**THE EXERCISE:** Extract the stretch of lines that starts at the line with "Output the text content of this document." and ends at the last line of the data below. Give it exactly, without pictures.

**RECORDED DATA:**
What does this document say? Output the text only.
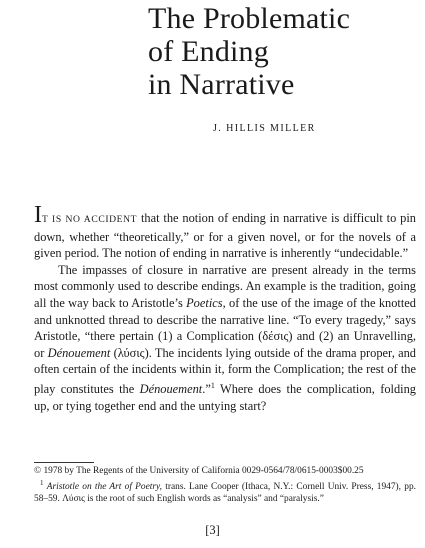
The Problematic
of Ending
in Narrative
J. HILLIS MILLER

IT IS NO ACCIDENT that the notion of ending in narrative is difficult to pin down, whether “theoretically,” or for a given novel, or for the novels of a given period. The notion of ending in narrative is inherently “undecidable.”

The impasses of closure in narrative are present already in the terms most commonly used to describe endings. An example is the tradition, going all the way back to Aristotle’s Poetics, of the use of the image of the knotted and unknotted thread to describe the narrative line. “To every tragedy,” says Aristotle, “there pertain (1) a Complication (δέσις) and (2) an Unravelling, or Dénouement (λύσις). The incidents lying outside of the drama proper, and often certain of the incidents within it, form the Complication; the rest of the play constitutes the Dénouement.”$^1$ Where does the complication, folding up, or tying together end and the untying start?

© 1978 by The Regents of the University of California 0029-0564/78/0615-0003$00.25

$^1$ Aristotle on the Art of Poetry, trans. Lane Cooper (Ithaca, N.Y.: Cornell Univ. Press, 1947), pp. 58–59. Λύσις is the root of such English words as “analysis” and “paralysis.”

[3]
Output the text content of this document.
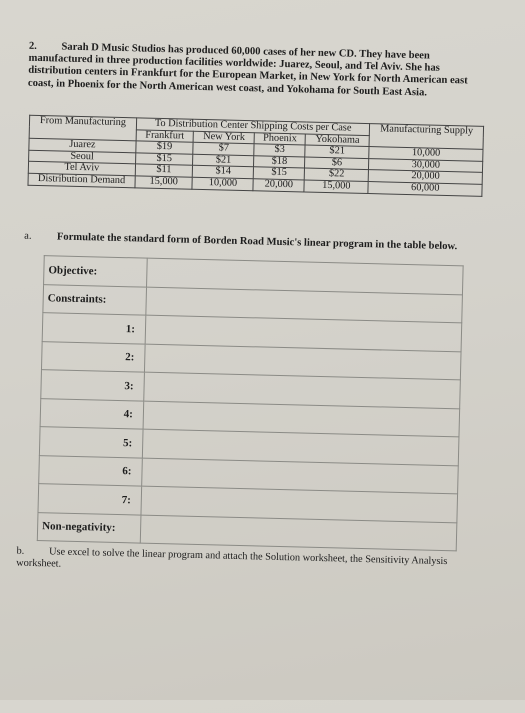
2. Sarah D Music Studios has produced 60,000 cases of her new CD. They have been manufactured in three production facilities worldwide: Juarez, Seoul, and Tel Aviv. She has distribution centers in Frankfurt for the European Market, in New York for North American east coast, in Phoenix for the North American west coast, and Yokohama for South East Asia.

From Manufacturing	To Distribution Center Shipping Costs per Case				Manufacturing Supply
	Frankfurt	New York	Phoenix	Yokohama	
Juarez	$19	$7	$3	$21	10,000
Seoul	$15	$21	$18	$6	30,000
Tel Aviv	$11	$14	$15	$22	20,000
Distribution Demand	15,000	10,000	20,000	15,000	60,000
a. Formulate the standard form of Borden Road Music's linear program in the table below.
Objective:	
Constraints:	
1:	
2:	
3:	
4:	
5:	
6:	
7:	
Non-negativity:	
b. Use excel to solve the linear program and attach the Solution worksheet, the Sensitivity Analysis worksheet.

**FINISHED EXERCISE:**
Output the text content of this document.
2. Sarah D Music Studios has produced 60,000 cases of her new CD. They have been manufactured in three production facilities worldwide: Juarez, Seoul, and Tel Aviv. She has distribution centers in Frankfurt for the European Market, in New York for North American east coast, in Phoenix for the North American west coast, and Yokohama for South East Asia.

From Manufacturing	To Distribution Center Shipping Costs per Case				Manufacturing Supply
	Frankfurt	New York	Phoenix	Yokohama	
Juarez	$19	$7	$3	$21	10,000
Seoul	$15	$21	$18	$6	30,000
Tel Aviv	$11	$14	$15	$22	20,000
Distribution Demand	15,000	10,000	20,000	15,000	60,000
a. Formulate the standard form of Borden Road Music's linear program in the table below.
Objective:	
Constraints:	
1:	
2:	
3:	
4:	
5:	
6:	
7:	
Non-negativity:	
b. Use excel to solve the linear program and attach the Solution worksheet, the Sensitivity Analysis worksheet.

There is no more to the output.